Identify every line containing the word "screenshot" and reproduce each one.

▶ Available data
— START —

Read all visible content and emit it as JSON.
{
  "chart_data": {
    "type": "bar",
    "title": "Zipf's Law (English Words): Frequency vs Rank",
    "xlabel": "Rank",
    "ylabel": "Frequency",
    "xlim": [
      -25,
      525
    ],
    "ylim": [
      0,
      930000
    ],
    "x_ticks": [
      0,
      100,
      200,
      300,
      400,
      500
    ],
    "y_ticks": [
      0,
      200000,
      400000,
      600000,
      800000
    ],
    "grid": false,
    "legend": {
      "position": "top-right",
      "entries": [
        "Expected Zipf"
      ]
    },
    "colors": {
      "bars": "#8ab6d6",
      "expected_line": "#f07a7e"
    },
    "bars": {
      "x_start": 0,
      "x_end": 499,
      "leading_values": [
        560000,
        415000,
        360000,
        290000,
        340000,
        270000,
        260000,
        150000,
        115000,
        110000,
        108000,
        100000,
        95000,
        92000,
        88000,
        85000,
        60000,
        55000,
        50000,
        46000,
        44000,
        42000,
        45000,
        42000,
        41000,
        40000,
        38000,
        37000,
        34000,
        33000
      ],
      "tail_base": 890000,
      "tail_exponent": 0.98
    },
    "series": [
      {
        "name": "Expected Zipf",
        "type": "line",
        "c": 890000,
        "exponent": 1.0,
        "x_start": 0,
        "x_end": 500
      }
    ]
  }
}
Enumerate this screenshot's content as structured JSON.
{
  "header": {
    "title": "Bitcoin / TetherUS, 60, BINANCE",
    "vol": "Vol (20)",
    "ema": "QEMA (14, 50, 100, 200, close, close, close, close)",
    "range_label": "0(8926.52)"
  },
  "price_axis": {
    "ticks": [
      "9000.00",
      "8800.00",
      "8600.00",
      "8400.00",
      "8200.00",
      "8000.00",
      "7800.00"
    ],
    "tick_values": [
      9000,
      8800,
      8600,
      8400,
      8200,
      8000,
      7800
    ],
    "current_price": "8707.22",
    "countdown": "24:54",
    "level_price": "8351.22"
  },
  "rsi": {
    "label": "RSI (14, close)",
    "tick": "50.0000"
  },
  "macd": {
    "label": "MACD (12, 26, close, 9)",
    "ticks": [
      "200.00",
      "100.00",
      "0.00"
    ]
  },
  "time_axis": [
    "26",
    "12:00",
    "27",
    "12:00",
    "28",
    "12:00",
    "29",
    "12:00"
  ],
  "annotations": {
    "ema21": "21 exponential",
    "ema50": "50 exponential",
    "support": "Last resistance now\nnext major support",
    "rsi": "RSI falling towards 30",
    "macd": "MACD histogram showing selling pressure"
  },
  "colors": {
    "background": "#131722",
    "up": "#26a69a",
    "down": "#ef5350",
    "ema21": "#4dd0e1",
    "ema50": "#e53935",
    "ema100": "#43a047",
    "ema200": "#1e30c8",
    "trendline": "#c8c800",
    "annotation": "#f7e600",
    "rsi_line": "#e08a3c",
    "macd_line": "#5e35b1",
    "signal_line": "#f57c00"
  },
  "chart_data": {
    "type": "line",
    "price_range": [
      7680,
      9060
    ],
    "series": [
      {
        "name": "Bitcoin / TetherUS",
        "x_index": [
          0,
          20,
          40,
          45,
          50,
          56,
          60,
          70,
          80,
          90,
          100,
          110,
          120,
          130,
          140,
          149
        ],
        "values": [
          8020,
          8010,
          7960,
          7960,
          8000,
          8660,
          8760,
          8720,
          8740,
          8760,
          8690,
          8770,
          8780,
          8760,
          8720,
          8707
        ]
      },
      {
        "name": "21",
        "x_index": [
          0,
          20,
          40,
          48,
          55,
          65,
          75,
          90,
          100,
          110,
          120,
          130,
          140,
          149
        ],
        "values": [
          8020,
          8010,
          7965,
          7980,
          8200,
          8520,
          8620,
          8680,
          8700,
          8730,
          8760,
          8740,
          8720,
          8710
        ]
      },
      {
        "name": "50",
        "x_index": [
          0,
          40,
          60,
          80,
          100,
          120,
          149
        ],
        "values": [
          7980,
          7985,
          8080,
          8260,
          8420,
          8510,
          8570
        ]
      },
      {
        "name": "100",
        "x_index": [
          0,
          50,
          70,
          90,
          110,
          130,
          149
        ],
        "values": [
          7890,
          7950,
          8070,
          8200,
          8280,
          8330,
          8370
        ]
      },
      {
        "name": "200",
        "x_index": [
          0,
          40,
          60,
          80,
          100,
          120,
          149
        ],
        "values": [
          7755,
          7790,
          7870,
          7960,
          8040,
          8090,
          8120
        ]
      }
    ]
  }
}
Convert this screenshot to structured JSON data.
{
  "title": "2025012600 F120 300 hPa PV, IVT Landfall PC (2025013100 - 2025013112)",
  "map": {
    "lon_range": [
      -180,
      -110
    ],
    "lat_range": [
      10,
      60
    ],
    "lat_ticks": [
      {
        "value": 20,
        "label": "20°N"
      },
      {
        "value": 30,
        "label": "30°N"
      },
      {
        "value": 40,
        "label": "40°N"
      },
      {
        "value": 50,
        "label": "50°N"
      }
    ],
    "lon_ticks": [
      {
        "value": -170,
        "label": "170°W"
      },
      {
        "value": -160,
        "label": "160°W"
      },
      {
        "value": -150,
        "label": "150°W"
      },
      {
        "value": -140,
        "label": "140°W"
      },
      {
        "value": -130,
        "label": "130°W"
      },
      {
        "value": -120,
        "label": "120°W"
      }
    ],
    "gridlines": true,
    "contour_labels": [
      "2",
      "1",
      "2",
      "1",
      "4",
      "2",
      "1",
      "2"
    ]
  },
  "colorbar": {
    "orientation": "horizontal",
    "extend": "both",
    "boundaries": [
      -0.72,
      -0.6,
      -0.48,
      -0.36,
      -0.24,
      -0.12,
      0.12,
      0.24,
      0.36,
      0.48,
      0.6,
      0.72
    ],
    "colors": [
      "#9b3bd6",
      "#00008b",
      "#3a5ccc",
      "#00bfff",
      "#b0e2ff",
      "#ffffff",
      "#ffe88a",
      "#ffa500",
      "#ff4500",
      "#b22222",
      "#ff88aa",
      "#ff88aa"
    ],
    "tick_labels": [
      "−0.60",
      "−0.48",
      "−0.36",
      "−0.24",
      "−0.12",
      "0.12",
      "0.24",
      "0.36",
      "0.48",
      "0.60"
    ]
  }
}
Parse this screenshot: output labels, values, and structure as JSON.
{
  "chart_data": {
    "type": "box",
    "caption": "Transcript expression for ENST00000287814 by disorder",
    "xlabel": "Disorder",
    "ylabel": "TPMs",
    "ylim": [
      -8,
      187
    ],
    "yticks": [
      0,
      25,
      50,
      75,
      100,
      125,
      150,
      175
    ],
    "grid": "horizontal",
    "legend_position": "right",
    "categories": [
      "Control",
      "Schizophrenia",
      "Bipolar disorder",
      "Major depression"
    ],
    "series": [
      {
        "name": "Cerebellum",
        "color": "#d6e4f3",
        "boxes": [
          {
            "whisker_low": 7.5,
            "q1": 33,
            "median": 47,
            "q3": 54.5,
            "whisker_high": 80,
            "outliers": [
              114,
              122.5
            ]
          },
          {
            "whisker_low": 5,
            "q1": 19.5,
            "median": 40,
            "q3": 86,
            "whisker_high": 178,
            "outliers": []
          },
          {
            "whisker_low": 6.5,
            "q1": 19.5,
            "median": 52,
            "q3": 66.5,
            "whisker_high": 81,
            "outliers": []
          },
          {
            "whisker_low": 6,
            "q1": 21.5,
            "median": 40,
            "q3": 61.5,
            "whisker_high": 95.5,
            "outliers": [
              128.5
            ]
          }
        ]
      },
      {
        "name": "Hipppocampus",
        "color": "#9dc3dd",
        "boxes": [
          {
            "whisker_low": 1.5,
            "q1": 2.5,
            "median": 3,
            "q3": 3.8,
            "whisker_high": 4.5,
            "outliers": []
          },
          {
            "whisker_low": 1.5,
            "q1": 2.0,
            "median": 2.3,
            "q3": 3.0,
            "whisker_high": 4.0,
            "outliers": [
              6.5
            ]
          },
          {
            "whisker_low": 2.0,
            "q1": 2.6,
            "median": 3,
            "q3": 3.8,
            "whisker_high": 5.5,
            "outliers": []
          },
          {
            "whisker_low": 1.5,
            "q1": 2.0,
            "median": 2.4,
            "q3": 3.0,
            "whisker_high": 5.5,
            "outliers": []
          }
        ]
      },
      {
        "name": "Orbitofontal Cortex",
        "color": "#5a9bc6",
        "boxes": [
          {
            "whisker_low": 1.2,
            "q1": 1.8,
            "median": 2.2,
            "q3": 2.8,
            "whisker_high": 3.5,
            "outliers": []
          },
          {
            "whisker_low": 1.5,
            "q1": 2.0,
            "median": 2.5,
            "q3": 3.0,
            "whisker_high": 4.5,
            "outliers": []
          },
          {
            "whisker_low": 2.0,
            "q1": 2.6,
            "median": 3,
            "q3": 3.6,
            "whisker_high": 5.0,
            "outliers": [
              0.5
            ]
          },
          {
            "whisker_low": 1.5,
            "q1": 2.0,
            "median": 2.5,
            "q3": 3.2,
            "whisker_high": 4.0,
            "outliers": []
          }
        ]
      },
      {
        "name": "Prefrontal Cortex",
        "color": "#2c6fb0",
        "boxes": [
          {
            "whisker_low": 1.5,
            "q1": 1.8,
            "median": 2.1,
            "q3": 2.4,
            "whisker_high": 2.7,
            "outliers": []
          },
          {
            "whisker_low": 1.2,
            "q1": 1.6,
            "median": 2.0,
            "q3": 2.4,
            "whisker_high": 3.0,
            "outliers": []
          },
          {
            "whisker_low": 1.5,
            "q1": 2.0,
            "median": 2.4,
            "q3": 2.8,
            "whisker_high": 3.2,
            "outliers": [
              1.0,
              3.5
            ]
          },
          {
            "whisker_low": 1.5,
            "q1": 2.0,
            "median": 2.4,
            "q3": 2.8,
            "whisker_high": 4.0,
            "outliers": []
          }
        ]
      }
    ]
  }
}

— END —

▶ Full output
Enumerate this screenshot's content as structured JSON.
Convert this screenshot to structured JSON data.
Parse this screenshot: output labels, values, and structure as JSON.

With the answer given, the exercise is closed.